*What the exercise asks*. Extract and list every line that contains the word "Guests".

-------- Input material

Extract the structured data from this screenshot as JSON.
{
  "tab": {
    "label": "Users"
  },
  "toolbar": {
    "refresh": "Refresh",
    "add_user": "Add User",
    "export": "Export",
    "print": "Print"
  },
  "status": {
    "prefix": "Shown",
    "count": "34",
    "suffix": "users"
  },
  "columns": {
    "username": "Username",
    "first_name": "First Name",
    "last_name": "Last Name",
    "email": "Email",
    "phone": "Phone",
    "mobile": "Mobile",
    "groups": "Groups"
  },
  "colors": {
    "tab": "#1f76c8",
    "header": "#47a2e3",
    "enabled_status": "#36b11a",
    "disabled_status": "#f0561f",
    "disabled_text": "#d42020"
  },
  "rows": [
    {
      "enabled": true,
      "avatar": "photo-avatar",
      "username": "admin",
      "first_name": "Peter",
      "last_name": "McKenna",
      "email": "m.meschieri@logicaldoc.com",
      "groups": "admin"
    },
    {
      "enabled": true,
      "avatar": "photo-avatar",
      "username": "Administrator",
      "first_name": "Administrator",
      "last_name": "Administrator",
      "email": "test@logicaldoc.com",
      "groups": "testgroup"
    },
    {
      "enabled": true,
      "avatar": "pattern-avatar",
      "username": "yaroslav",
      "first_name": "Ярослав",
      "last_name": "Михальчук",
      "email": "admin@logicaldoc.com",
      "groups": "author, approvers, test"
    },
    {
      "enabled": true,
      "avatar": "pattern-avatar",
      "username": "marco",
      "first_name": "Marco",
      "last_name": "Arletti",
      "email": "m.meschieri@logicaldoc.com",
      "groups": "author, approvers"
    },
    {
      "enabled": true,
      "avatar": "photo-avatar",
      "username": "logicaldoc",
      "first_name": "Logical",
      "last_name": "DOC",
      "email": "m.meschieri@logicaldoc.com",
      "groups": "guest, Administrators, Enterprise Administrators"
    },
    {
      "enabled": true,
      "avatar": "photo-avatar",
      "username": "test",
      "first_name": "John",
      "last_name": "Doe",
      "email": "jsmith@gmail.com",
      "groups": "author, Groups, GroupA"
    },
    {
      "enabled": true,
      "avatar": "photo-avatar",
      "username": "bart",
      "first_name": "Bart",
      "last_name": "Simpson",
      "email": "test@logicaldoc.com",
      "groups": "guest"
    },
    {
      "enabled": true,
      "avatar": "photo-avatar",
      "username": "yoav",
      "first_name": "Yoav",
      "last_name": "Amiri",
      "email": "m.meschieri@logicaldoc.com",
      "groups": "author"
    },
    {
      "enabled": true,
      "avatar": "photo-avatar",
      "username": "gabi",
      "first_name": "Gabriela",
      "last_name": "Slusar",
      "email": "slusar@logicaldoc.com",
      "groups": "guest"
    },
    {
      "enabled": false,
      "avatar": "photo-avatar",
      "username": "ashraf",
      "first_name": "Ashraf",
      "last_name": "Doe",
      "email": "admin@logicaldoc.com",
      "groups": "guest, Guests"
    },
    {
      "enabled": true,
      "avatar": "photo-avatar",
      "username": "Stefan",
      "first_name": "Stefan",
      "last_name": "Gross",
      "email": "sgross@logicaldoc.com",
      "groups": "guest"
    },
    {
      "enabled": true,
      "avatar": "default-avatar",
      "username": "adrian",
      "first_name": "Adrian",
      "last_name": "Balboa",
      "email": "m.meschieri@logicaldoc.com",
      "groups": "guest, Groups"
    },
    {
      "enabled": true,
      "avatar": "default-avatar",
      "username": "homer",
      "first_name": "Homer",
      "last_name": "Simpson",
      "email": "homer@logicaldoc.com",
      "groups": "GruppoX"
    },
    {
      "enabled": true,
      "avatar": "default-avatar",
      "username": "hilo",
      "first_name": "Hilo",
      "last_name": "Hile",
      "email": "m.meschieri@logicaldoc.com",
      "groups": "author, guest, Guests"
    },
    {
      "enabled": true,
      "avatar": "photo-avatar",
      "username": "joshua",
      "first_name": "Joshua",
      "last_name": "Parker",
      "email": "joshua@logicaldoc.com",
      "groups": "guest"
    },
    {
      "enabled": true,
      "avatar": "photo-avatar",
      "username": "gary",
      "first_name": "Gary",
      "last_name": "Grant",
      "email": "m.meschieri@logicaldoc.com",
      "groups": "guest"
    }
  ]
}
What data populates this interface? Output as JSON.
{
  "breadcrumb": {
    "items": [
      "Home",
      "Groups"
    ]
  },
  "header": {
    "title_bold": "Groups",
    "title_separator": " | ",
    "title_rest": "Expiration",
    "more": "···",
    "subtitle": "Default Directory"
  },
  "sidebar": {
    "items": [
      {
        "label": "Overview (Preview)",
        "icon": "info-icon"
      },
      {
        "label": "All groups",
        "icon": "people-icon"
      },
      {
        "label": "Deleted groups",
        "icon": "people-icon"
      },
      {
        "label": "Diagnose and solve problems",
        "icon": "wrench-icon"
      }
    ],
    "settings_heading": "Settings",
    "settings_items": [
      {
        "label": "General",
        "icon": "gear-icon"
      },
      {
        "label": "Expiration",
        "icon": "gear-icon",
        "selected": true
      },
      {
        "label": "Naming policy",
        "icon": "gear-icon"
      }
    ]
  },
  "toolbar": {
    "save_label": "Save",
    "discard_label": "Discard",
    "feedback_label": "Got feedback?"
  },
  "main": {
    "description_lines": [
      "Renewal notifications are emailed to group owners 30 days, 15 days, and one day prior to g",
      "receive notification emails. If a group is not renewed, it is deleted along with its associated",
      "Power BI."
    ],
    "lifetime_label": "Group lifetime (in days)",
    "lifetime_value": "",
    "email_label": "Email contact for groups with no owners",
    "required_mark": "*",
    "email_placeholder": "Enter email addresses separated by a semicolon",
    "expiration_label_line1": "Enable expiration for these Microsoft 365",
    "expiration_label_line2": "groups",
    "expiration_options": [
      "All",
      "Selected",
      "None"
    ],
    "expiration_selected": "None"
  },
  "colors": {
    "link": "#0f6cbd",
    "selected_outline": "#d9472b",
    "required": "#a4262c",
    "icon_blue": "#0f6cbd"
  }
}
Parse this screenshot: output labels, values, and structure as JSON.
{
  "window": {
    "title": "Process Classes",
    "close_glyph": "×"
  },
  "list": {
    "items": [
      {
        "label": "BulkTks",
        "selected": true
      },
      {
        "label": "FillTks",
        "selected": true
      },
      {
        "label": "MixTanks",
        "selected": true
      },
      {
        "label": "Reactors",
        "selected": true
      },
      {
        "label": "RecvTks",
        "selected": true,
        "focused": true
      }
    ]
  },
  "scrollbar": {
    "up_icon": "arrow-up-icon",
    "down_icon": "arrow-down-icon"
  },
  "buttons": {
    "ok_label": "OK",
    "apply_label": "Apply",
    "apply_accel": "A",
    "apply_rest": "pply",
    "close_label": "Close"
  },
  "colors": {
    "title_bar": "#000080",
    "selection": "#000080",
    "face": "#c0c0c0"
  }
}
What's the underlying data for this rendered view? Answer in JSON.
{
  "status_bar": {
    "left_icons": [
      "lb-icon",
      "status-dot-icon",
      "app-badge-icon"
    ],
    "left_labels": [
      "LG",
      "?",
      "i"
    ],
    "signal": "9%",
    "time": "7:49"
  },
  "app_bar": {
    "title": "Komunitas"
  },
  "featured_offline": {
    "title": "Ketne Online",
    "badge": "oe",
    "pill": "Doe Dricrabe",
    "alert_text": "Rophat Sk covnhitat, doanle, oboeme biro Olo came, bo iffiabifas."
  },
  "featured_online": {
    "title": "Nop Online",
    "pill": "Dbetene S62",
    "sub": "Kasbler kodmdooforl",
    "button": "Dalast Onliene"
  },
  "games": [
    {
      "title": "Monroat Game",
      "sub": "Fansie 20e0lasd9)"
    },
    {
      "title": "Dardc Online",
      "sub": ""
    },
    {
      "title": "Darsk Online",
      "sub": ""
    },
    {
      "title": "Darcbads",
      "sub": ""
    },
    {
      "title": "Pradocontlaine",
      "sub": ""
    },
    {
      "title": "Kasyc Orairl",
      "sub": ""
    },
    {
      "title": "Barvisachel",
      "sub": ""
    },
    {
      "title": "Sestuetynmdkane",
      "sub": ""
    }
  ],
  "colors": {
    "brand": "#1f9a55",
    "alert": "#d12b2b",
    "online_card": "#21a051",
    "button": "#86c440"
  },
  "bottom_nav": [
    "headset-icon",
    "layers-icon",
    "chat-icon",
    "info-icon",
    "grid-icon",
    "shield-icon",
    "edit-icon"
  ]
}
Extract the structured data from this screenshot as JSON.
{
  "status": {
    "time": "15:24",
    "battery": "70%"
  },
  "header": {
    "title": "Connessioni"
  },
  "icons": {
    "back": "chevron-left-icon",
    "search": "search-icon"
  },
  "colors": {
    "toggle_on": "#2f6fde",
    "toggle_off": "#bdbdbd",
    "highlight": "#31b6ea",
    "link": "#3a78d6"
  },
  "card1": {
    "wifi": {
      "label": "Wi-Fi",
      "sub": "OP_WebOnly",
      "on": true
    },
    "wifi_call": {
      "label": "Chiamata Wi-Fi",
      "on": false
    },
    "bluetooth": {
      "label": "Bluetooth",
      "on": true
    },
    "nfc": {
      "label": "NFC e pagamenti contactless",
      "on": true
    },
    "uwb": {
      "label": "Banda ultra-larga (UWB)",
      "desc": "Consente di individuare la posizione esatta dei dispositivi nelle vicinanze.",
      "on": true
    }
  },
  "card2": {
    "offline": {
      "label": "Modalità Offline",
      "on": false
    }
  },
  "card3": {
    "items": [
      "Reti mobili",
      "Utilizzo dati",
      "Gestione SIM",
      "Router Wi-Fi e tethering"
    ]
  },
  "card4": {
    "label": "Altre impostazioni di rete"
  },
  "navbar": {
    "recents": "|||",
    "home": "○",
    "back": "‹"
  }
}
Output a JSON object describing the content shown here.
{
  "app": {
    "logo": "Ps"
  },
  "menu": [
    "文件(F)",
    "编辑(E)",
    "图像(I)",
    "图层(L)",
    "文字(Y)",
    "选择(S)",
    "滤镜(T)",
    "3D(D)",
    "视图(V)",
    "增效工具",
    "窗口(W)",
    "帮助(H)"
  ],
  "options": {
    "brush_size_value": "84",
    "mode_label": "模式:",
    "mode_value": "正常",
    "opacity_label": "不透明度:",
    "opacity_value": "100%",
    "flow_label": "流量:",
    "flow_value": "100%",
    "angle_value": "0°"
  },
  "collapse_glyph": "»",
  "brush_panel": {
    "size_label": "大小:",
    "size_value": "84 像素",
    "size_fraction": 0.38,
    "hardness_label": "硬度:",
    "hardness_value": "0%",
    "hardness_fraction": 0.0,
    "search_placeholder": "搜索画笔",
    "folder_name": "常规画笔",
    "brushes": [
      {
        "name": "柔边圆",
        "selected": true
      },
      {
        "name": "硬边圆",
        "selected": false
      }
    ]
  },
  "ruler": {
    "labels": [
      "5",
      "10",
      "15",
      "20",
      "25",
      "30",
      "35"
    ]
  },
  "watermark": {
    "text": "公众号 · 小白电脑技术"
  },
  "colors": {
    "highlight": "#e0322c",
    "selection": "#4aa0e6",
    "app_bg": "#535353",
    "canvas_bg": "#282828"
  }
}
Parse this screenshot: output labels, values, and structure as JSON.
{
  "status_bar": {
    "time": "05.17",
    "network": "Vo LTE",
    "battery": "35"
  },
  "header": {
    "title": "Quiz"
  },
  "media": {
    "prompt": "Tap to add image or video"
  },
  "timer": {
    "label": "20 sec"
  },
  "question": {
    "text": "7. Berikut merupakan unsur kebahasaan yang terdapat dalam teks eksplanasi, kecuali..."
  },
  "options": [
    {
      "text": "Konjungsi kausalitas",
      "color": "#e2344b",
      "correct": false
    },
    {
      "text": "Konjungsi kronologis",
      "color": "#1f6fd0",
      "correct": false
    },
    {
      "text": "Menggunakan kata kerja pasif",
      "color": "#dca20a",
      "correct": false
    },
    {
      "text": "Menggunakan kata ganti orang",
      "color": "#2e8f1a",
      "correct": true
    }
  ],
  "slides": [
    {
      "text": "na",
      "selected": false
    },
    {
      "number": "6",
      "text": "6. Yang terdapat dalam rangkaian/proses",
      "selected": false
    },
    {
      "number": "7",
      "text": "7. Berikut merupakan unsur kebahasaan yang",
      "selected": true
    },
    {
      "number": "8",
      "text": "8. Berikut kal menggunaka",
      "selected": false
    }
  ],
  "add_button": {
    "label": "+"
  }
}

----------------

*Written solution*.
      "groups": "guest, Guests"
      "groups": "author, guest, Guests"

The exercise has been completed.